Dataset rows:
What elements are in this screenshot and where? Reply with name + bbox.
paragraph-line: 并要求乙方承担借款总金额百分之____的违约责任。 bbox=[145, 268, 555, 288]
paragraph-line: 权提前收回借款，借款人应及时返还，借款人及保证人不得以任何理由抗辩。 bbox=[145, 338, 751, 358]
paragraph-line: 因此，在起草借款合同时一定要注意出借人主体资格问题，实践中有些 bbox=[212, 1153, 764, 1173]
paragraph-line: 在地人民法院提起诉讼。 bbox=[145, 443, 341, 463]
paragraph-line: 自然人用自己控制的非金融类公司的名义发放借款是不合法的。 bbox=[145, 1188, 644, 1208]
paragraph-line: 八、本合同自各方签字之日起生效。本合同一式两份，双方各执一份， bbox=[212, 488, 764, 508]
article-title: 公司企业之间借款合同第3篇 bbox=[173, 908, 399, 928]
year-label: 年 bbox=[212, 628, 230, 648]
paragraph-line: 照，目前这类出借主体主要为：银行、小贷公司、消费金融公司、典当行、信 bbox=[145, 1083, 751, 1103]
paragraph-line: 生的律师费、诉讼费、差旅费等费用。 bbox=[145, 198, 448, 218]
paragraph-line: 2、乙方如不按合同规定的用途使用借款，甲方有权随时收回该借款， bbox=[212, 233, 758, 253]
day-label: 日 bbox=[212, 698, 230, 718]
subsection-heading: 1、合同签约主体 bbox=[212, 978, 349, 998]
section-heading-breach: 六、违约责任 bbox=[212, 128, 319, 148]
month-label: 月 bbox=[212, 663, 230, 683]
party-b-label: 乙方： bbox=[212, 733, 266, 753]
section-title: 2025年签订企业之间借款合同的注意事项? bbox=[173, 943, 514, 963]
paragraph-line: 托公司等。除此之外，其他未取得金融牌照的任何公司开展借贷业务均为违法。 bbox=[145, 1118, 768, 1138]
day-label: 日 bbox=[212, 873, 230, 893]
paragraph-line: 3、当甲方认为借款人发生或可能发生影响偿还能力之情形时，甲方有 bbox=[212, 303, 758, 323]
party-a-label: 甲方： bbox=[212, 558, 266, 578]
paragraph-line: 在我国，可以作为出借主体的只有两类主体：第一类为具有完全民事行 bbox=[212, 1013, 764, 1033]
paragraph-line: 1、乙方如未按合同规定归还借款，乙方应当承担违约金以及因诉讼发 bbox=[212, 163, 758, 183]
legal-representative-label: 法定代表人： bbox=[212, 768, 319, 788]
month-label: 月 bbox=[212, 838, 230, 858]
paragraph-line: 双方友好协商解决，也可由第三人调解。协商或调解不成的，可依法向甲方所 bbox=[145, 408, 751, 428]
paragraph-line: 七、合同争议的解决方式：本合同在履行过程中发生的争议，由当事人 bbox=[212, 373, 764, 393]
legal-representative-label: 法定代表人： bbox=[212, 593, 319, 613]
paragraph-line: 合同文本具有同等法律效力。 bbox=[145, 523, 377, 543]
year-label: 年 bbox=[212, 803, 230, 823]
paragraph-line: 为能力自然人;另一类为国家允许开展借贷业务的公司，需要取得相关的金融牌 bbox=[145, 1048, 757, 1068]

Challenge:
Rewrite all of the records above with "paragraph-line" swapped for "text-line" wherever it occurs, keeping everything else unchanged.

Solution to the exercise:
What elements are in this screenshot and where? Reply with name + bbox.
text-line: 并要求乙方承担借款总金额百分之____的违约责任。 bbox=[145, 268, 555, 288]
text-line: 权提前收回借款，借款人应及时返还，借款人及保证人不得以任何理由抗辩。 bbox=[145, 338, 751, 358]
text-line: 因此，在起草借款合同时一定要注意出借人主体资格问题，实践中有些 bbox=[212, 1153, 764, 1173]
text-line: 在地人民法院提起诉讼。 bbox=[145, 443, 341, 463]
text-line: 自然人用自己控制的非金融类公司的名义发放借款是不合法的。 bbox=[145, 1188, 644, 1208]
text-line: 八、本合同自各方签字之日起生效。本合同一式两份，双方各执一份， bbox=[212, 488, 764, 508]
article-title: 公司企业之间借款合同第3篇 bbox=[173, 908, 399, 928]
year-label: 年 bbox=[212, 628, 230, 648]
text-line: 照，目前这类出借主体主要为：银行、小贷公司、消费金融公司、典当行、信 bbox=[145, 1083, 751, 1103]
text-line: 生的律师费、诉讼费、差旅费等费用。 bbox=[145, 198, 448, 218]
text-line: 2、乙方如不按合同规定的用途使用借款，甲方有权随时收回该借款， bbox=[212, 233, 758, 253]
day-label: 日 bbox=[212, 698, 230, 718]
subsection-heading: 1、合同签约主体 bbox=[212, 978, 349, 998]
section-heading-breach: 六、违约责任 bbox=[212, 128, 319, 148]
month-label: 月 bbox=[212, 663, 230, 683]
party-b-label: 乙方： bbox=[212, 733, 266, 753]
section-title: 2025年签订企业之间借款合同的注意事项? bbox=[173, 943, 514, 963]
text-line: 托公司等。除此之外，其他未取得金融牌照的任何公司开展借贷业务均为违法。 bbox=[145, 1118, 768, 1138]
day-label: 日 bbox=[212, 873, 230, 893]
text-line: 3、当甲方认为借款人发生或可能发生影响偿还能力之情形时，甲方有 bbox=[212, 303, 758, 323]
party-a-label: 甲方： bbox=[212, 558, 266, 578]
text-line: 在我国，可以作为出借主体的只有两类主体：第一类为具有完全民事行 bbox=[212, 1013, 764, 1033]
text-line: 1、乙方如未按合同规定归还借款，乙方应当承担违约金以及因诉讼发 bbox=[212, 163, 758, 183]
legal-representative-label: 法定代表人： bbox=[212, 768, 319, 788]
month-label: 月 bbox=[212, 838, 230, 858]
text-line: 双方友好协商解决，也可由第三人调解。协商或调解不成的，可依法向甲方所 bbox=[145, 408, 751, 428]
text-line: 七、合同争议的解决方式：本合同在履行过程中发生的争议，由当事人 bbox=[212, 373, 764, 393]
legal-representative-label: 法定代表人： bbox=[212, 593, 319, 613]
text-line: 合同文本具有同等法律效力。 bbox=[145, 523, 377, 543]
year-label: 年 bbox=[212, 803, 230, 823]
text-line: 为能力自然人;另一类为国家允许开展借贷业务的公司，需要取得相关的金融牌 bbox=[145, 1048, 757, 1068]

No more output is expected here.